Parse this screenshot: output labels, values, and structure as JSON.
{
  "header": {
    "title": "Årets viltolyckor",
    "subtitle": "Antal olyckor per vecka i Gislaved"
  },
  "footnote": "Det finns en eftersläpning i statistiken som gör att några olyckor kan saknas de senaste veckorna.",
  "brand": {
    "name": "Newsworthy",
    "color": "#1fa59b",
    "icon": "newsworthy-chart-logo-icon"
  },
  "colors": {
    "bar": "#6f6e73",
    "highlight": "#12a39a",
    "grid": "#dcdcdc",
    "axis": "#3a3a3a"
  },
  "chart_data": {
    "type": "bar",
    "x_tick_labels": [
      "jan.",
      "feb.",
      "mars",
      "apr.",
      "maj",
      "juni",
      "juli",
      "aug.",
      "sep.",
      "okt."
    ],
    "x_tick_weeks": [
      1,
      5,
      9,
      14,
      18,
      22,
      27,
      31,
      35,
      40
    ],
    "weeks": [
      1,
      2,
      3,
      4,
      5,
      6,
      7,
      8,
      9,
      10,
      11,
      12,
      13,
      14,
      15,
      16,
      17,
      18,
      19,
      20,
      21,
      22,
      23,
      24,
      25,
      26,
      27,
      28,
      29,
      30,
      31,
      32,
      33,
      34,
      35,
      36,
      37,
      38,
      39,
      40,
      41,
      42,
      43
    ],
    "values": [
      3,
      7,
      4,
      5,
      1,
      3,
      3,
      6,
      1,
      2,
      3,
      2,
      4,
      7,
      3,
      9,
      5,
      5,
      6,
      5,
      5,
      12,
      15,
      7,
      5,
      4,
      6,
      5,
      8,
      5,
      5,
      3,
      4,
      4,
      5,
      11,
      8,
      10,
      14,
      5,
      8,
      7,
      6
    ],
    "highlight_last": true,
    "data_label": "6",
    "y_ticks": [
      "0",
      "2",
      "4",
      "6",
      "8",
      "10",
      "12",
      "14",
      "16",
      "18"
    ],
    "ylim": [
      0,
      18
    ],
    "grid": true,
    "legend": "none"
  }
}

WHAT IS NEEDED: Collect each line containing the string "values".

EXPECTED ANSWER:
Parse this screenshot: output labels, values, and structure as JSON.
    "values": [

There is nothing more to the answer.